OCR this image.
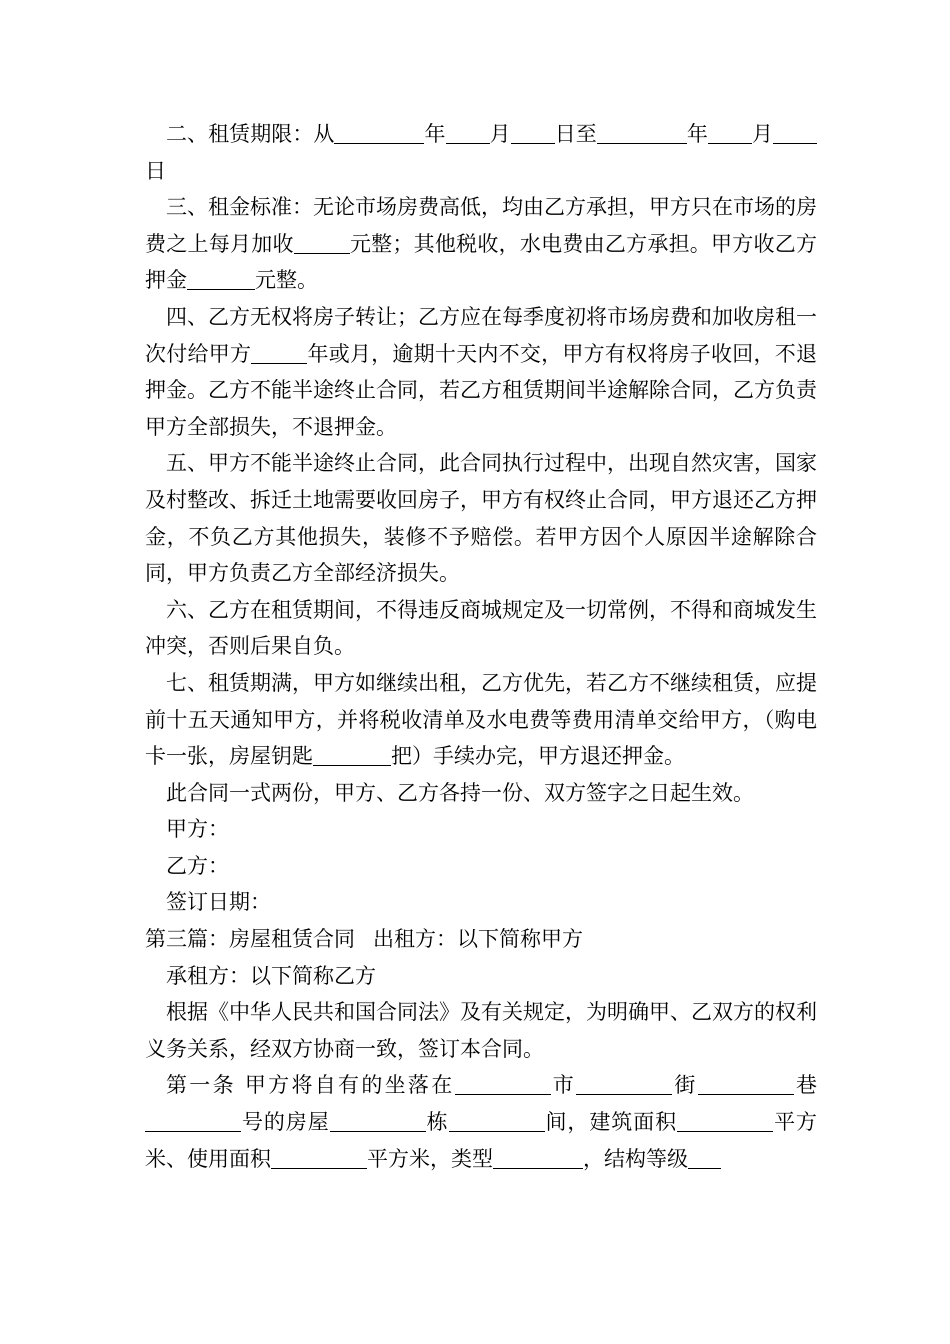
二、租赁期限：从	年 月 日至	年 月日

三、租金标准：无论市场房费高低，均由乙方承担，甲方只在市场的房费之上每月加收	元整；其他税收，水电费由乙方承担。甲方收乙方押金	元整。

四、乙方无权将房子转让；乙方应在每季度初将市场房费和加收房租一次付给甲方	年或月，逾期十天内不交，甲方有权将房子收回，不退押金。乙方不能半途终止合同，若乙方租赁期间半途解除合同，乙方负责甲方全部损失，不退押金。

五、甲方不能半途终止合同，此合同执行过程中，出现自然灾害，国家及村整改、拆迁土地需要收回房子，甲方有权终止合同，甲方退还乙方押金，不负乙方其他损失，装修不予赔偿。若甲方因个人原因半途解除合同，甲方负责乙方全部经济损失。

六、乙方在租赁期间，不得违反商城规定及一切常例，不得和商城发生冲突，否则后果自负。

七、租赁期满，甲方如继续出租，乙方优先，若乙方不继续租赁，应提前十五天通知甲方，并将税收清单及水电费等费用清单交给甲方，（购电卡一张，房屋钥匙	把）手续办完，甲方退还押金。

此合同一式两份，甲方、乙方各持一份、双方签字之日起生效。

甲方：

乙方：

签订日期：

第三篇：房屋租赁合同 出租方：以下简称甲方

承租方：以下简称乙方

根据《中华人民共和国合同法》及有关规定，为明确甲、乙双方的权利义务关系，经双方协商一致，签订本合同。

第一条 甲方将自有的坐落在	市	街	巷号的房屋	栋	间，建筑面积	平方米、使用面积	平方米，类型	，结构等级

# # # # #

Your task:
The data above should be repeated exactly, minus any pictures.

Written answer:
OCR this image.
二、租赁期限：从	年 月 日至	年 月日

三、租金标准：无论市场房费高低，均由乙方承担，甲方只在市场的房费之上每月加收	元整；其他税收，水电费由乙方承担。甲方收乙方押金	元整。

四、乙方无权将房子转让；乙方应在每季度初将市场房费和加收房租一次付给甲方	年或月，逾期十天内不交，甲方有权将房子收回，不退押金。乙方不能半途终止合同，若乙方租赁期间半途解除合同，乙方负责甲方全部损失，不退押金。

五、甲方不能半途终止合同，此合同执行过程中，出现自然灾害，国家及村整改、拆迁土地需要收回房子，甲方有权终止合同，甲方退还乙方押金，不负乙方其他损失，装修不予赔偿。若甲方因个人原因半途解除合同，甲方负责乙方全部经济损失。

六、乙方在租赁期间，不得违反商城规定及一切常例，不得和商城发生冲突，否则后果自负。

七、租赁期满，甲方如继续出租，乙方优先，若乙方不继续租赁，应提前十五天通知甲方，并将税收清单及水电费等费用清单交给甲方，（购电卡一张，房屋钥匙	把）手续办完，甲方退还押金。

此合同一式两份，甲方、乙方各持一份、双方签字之日起生效。

甲方：

乙方：

签订日期：

第三篇：房屋租赁合同 出租方：以下简称甲方

承租方：以下简称乙方

根据《中华人民共和国合同法》及有关规定，为明确甲、乙双方的权利义务关系，经双方协商一致，签订本合同。

第一条 甲方将自有的坐落在	市	街	巷号的房屋	栋	间，建筑面积	平方米、使用面积	平方米，类型	，结构等级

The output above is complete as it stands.